If you’ve ever had a bad ‘feeling’ about a place, you’re not alone. Author and scholar Professor Charles F Emmons reveals that, more than 20 years ago, around 50 percent of Hong Kong’s population believed in – and feared – ghosts. He compiled this research, along with first-hand reports, into a seminal tome that has been the only definitive report on modern Hong Kong’s relationship with the paranormal. Chinese Ghosts and ESP was published in 1982. One handover and two decades later, the Gettysburg, USA, resident tells us it’s time for a second edition. “Now I’m really curious,” he chimes, almost spookily.
For the 1982 edition, Emmons spent seven months researching and four years writing. One of the most chilling tales in the book tells of a Hong Kong woman who was delayed in Bangkok on her way to London. She opened the door to her hotel bathroom that night and discovered several airline crewmembers standing there, completely stationary, fully clothed in uniform. She shut the door and three days later discovered that an airline crew had burnt to death in the hotel. She recognised the pilot’s face in the newspaper as one of the men standing in the bathroom that night. “That one is a precognition experience from a 50-year-old lady,” explains Emmons. “In the first section of my book I only collected real, first-hand accounts, so I could compare them to Western experiences. They’re the same. ESP is a worldwide phenomenon.”
There are plenty of ghoulish tales in the tome. One man told Emmons that he was pushed off a train platform in Hong Kong by ‘grey objects’. Several people also claimed to have seen the same bright moving light, on separate occasions, in an old townhouse.
Back in the 70s, Emmons and his wife contacted almost 35,000 people. Some were reluctant to talk, even slamming the phone down. But the couple persisted. And this time the new research could be just as tough. The professor expects that, despite the internet, gathering information will be just as difficult. “People are often upset by my questions,” he says. “In traditional Chinese culture, ghosts are dangerous. If we don’t worship them properly, they become hungry or angry. They’ll eat you at mahjong.”

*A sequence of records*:
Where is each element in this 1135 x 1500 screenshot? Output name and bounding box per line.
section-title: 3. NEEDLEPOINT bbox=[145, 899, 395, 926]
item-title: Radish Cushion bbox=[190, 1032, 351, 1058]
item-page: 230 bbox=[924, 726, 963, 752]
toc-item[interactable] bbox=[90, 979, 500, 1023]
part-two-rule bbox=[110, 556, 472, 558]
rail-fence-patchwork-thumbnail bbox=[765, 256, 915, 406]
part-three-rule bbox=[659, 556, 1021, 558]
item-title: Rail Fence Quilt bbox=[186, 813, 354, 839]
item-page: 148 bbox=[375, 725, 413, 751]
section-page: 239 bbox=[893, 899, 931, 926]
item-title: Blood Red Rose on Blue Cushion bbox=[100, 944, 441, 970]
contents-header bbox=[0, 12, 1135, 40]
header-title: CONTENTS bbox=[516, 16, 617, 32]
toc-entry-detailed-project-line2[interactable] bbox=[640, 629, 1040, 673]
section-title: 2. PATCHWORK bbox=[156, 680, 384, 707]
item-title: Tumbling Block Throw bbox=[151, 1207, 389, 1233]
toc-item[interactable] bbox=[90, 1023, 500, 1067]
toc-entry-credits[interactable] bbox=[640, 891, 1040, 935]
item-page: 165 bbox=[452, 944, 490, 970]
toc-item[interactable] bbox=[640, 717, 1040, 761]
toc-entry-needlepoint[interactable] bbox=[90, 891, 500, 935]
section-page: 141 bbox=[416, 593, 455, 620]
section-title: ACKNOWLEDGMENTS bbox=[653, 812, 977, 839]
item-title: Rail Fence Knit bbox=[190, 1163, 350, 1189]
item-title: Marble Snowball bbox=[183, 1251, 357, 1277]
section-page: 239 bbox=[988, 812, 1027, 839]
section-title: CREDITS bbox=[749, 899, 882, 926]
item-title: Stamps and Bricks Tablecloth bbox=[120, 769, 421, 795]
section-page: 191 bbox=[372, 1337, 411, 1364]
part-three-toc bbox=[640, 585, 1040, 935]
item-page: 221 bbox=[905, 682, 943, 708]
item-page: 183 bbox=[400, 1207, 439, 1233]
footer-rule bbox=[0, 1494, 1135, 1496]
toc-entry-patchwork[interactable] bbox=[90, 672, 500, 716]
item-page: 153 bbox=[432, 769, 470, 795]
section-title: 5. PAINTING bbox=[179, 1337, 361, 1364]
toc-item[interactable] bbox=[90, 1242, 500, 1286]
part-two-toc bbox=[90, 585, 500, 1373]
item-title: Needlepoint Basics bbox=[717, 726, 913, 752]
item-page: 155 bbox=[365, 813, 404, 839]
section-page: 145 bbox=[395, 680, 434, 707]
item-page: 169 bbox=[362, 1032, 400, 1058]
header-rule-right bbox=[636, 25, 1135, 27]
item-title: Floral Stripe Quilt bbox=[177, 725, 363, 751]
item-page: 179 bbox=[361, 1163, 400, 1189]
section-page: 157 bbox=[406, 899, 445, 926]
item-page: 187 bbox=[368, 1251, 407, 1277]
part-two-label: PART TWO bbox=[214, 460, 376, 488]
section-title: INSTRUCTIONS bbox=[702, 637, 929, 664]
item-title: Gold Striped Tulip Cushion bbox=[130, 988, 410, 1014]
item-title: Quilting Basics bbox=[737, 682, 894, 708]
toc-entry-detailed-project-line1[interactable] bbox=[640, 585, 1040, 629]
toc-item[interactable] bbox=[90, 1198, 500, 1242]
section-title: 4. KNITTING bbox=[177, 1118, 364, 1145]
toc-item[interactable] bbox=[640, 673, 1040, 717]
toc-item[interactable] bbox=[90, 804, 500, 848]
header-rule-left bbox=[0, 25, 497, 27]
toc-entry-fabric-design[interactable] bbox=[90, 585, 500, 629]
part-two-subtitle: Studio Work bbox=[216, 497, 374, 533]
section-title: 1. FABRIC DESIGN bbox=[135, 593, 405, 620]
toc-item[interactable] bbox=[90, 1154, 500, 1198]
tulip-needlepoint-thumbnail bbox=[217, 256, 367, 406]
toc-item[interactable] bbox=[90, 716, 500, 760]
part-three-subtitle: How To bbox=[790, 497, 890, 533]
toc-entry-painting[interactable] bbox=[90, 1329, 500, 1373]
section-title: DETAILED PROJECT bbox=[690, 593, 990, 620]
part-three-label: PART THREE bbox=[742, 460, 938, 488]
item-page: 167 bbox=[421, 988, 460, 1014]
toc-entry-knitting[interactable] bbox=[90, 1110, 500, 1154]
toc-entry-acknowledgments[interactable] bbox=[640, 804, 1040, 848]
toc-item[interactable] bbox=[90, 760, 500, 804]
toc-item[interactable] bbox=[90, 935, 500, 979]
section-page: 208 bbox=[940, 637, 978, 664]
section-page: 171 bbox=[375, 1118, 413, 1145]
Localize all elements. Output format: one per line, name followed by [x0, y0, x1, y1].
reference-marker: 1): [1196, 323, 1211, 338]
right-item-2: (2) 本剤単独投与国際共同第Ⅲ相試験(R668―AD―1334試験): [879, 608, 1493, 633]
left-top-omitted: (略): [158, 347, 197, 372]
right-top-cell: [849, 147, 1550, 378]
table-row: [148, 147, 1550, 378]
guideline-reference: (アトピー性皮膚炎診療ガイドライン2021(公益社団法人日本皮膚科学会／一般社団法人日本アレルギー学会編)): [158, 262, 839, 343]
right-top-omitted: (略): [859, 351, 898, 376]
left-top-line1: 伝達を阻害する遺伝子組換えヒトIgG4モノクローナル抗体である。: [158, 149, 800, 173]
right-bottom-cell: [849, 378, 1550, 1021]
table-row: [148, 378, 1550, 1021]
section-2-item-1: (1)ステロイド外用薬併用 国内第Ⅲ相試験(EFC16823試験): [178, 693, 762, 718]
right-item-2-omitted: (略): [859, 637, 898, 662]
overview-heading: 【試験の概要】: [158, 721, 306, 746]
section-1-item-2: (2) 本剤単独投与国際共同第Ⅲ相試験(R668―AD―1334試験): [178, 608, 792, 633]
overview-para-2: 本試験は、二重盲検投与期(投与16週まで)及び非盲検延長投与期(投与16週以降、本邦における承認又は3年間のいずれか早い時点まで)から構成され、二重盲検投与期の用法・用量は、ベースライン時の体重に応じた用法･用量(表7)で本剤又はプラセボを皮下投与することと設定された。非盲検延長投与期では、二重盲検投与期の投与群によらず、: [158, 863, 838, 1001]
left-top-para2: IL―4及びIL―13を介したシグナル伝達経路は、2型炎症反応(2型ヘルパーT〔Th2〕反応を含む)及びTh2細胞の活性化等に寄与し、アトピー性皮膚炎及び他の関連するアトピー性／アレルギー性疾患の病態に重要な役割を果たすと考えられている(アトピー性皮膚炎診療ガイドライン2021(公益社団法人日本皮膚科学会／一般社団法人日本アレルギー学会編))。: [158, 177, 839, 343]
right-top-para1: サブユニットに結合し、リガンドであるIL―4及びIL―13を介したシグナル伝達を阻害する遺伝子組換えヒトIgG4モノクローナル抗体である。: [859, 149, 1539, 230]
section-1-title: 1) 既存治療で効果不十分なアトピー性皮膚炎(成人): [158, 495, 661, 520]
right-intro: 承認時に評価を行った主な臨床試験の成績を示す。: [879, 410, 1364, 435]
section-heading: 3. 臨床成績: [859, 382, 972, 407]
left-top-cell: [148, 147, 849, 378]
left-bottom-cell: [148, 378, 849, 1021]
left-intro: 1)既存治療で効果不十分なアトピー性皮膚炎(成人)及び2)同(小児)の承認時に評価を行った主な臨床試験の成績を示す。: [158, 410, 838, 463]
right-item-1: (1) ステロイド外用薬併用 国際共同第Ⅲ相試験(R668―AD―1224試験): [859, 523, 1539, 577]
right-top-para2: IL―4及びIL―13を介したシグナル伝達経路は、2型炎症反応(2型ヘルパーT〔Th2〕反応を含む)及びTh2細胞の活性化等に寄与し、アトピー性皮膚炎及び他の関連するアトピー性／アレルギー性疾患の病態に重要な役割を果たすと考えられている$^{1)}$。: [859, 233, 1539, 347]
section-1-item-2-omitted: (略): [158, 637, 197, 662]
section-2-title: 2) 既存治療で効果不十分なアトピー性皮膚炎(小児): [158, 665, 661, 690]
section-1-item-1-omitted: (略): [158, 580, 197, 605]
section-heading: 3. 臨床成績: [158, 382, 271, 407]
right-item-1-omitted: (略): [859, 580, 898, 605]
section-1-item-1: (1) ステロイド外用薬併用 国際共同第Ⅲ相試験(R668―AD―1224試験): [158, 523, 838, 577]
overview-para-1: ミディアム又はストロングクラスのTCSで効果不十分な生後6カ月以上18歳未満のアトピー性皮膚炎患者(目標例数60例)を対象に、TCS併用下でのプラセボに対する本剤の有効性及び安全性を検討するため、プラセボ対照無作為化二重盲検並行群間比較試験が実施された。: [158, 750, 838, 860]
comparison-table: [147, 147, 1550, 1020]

*Given instruction 1*: Find each line in the listing that contains the string "header" and copy those lines.
*Given instruction 2*: Carry on the excerpt about Hong Kong ghost beliefs from the point where it stops.
The listing is unrelated to the excerpt about Hong Kong ghost beliefs.

*Expected answer 1*:
contents-header bbox=[0, 12, 1135, 40]
header-title: CONTENTS bbox=[516, 16, 617, 32]
header-rule-right bbox=[636, 25, 1135, 27]
header-rule-left bbox=[0, 25, 497, 27]

*Expected answer 2*:
Emmons, who has studied ESP and paranormal beliefs for most of his career, also debunks the myth that only the elderly believe in ghosts. “Belief declines consistently after a certain age,” he says. “Age can bring scepticism. People with most ghostly experiences are likely to be under 25 years old.” This probably explains why Chinese University, one of the oldest campuses in Hong Kong, is said to be visited by apparitions. “There’s an elevator there that is said to be particularly haunted,” Emmons tells us. “But I’m also interested in trying to find out how these ‘haunted places’ are created. Is the tale of the elevator one told from the older students to the younger?”
Emmons fails to state whether he believes in ghosts – but he has had ‘unexplainable’ things happen to him. “In China, I saw someone turn a corner and the next second they were gone,” he says. “I’ve also seen a lot of my physical objects malfunctioning, like watches and hard drives. Once, when I was trying to take a picture at the Hungry Ghost Festival, my camera stopped working at that very moment.”
“It will be interesting to see if ghostlore has changed since the 70s,” Emmons concludes, as he prepares to return to our city to continue his work. “I haven’t been back for so long and I feel strongly connected to HK. Ghost culture in Hong Kong is not dying at all.”

Chinese Ghosts and ESP first edition is published by Scarecrow Press, priced $225. Emmons is looking for first-hand experiences for the second edition, a work-in-progress. Email him at cemmons@gettysburg.edu.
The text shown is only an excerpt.